**Job**
Rewrite everything from the start of the entries down to the line containing "115, 1069, 135]", changing "x-tick-label" to "x-axis-label" and leaving all else as it is.

**Data for processing**
• • • •

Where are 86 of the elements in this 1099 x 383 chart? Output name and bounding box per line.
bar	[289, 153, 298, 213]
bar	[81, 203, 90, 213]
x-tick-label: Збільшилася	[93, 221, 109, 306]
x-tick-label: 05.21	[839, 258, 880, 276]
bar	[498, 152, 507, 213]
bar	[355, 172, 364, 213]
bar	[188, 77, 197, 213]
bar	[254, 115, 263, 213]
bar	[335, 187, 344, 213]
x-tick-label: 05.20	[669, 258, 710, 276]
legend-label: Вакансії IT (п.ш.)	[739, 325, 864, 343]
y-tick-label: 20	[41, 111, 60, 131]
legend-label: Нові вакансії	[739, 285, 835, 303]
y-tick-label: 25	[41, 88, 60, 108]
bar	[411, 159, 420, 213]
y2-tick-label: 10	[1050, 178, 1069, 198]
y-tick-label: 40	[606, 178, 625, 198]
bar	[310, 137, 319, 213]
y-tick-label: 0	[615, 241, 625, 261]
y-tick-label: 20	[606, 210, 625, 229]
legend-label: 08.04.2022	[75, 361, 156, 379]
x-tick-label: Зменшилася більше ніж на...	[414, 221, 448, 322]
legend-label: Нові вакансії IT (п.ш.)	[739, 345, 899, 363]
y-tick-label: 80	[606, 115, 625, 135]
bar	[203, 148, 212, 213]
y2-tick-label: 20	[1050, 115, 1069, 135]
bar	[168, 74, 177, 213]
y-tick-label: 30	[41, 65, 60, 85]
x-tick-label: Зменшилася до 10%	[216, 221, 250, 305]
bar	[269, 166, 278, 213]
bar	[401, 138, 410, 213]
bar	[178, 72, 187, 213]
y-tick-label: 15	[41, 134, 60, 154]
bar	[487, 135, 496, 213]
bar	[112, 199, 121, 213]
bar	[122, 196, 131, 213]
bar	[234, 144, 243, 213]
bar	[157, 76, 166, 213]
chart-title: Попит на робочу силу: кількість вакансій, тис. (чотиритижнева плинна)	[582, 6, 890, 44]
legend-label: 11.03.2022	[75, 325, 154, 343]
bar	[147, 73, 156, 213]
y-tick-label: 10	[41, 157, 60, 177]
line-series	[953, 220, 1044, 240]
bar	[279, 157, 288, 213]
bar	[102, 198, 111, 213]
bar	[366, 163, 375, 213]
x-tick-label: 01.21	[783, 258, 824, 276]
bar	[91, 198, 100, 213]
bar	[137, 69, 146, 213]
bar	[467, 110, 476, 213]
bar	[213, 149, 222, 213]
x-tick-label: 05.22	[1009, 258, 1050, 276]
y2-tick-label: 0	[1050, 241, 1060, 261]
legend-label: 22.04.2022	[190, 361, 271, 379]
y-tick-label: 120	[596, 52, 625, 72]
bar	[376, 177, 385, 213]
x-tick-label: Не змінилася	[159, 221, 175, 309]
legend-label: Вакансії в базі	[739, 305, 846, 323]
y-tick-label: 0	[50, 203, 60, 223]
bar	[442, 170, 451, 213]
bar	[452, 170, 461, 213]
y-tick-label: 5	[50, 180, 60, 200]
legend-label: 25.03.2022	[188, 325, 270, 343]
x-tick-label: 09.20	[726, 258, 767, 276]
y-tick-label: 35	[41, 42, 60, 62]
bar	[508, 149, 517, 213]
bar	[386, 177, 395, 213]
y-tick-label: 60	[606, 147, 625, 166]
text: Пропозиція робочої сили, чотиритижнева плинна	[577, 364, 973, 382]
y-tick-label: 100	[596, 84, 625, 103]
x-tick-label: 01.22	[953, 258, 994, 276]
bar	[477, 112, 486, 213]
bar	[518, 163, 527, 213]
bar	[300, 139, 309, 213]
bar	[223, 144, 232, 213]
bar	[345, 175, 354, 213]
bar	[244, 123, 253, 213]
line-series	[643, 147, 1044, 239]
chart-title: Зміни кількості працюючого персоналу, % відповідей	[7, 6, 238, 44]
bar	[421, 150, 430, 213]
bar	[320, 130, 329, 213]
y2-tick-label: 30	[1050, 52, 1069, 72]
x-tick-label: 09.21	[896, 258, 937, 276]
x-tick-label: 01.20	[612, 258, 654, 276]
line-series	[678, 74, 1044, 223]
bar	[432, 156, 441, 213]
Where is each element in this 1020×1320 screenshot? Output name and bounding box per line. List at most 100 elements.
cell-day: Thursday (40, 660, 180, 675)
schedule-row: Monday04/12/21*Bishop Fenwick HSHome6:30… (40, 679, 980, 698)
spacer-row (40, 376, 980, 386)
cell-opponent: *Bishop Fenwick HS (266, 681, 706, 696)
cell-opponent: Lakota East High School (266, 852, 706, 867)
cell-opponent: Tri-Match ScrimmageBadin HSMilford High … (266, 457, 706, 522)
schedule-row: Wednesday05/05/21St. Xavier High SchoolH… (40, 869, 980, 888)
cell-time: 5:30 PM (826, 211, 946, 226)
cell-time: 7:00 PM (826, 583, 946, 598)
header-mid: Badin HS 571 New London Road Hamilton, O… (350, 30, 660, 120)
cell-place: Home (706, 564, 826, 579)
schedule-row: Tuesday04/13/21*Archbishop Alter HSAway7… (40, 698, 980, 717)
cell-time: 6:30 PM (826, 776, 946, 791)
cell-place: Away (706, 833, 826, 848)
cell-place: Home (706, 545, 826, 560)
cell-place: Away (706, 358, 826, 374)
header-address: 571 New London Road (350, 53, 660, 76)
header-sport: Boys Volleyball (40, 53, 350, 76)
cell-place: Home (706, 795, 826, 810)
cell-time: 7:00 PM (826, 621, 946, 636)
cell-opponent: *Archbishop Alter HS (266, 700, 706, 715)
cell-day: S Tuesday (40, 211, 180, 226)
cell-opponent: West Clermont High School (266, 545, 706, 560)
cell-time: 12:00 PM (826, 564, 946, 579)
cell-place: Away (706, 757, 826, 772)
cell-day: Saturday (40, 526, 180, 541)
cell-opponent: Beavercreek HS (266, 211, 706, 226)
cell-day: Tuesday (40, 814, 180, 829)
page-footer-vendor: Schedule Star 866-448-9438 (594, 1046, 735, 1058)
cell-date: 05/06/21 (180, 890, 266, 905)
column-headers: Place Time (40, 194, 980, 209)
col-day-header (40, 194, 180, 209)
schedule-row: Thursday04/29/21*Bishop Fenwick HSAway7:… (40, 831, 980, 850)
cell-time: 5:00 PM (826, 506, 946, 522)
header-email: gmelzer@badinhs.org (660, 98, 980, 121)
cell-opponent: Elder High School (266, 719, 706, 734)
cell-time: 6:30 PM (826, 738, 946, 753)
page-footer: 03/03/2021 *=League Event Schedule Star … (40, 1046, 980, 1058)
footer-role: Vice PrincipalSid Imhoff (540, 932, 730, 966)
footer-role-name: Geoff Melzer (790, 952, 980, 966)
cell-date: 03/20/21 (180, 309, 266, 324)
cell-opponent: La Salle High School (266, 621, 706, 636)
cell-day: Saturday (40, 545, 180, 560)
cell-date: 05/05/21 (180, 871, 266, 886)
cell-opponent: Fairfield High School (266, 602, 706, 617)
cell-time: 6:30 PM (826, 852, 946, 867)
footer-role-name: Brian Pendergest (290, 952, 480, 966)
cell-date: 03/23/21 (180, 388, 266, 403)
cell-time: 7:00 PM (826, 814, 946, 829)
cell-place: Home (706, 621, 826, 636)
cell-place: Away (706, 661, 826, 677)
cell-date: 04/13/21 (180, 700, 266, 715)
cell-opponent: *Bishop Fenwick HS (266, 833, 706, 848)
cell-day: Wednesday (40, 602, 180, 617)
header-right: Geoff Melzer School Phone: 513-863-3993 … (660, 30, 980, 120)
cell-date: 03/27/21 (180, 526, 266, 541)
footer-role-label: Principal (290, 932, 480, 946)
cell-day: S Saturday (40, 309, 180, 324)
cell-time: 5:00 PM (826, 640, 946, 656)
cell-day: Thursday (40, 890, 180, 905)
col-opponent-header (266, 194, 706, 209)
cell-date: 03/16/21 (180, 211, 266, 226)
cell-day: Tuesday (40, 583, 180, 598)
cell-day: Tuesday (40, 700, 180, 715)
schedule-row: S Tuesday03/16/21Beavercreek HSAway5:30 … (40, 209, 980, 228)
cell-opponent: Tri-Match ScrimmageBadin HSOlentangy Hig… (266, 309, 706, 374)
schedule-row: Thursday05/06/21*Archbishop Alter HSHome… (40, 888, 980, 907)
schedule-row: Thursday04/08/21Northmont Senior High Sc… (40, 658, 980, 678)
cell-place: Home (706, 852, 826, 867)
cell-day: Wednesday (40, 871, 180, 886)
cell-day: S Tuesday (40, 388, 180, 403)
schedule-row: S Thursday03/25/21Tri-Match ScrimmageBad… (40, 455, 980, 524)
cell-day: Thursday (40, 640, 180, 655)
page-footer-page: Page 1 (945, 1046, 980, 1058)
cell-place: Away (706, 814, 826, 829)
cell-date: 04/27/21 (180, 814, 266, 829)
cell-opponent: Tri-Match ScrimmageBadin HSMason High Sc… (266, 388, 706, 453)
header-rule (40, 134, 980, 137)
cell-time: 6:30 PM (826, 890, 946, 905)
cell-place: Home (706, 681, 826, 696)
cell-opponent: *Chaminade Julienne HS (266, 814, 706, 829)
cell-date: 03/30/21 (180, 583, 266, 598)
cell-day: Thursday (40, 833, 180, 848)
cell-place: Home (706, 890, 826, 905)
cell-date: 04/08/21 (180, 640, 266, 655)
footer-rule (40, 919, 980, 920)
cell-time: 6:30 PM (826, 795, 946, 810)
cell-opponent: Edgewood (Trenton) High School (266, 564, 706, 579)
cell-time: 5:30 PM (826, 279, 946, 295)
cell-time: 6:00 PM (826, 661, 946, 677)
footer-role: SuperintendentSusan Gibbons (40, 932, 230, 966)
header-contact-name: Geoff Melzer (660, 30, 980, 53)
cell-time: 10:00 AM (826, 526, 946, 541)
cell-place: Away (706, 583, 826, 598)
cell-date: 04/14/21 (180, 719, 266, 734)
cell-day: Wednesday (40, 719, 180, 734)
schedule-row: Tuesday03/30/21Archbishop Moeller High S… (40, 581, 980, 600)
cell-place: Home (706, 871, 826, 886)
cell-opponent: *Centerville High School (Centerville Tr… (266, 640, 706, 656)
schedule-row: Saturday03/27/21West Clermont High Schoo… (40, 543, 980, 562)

• • • •

**Answer below**
Where are 86 of the elements in this 1099 x 383 chart? Output name and bounding box per line.
bar	[289, 153, 298, 213]
bar	[81, 203, 90, 213]
x-axis-label: Збільшилася	[93, 221, 109, 306]
x-axis-label: 05.21	[839, 258, 880, 276]
bar	[498, 152, 507, 213]
bar	[355, 172, 364, 213]
bar	[188, 77, 197, 213]
bar	[254, 115, 263, 213]
bar	[335, 187, 344, 213]
x-axis-label: 05.20	[669, 258, 710, 276]
legend-label: Вакансії IT (п.ш.)	[739, 325, 864, 343]
y-tick-label: 20	[41, 111, 60, 131]
legend-label: Нові вакансії	[739, 285, 835, 303]
y-tick-label: 25	[41, 88, 60, 108]
bar	[411, 159, 420, 213]
y2-tick-label: 10	[1050, 178, 1069, 198]
y-tick-label: 40	[606, 178, 625, 198]
bar	[310, 137, 319, 213]
y-tick-label: 0	[615, 241, 625, 261]
y-tick-label: 20	[606, 210, 625, 229]
legend-label: 08.04.2022	[75, 361, 156, 379]
x-axis-label: Зменшилася більше ніж на...	[414, 221, 448, 322]
legend-label: Нові вакансії IT (п.ш.)	[739, 345, 899, 363]
y-tick-label: 80	[606, 115, 625, 135]
bar	[203, 148, 212, 213]
y2-tick-label: 20	[1050, 115, 1069, 135]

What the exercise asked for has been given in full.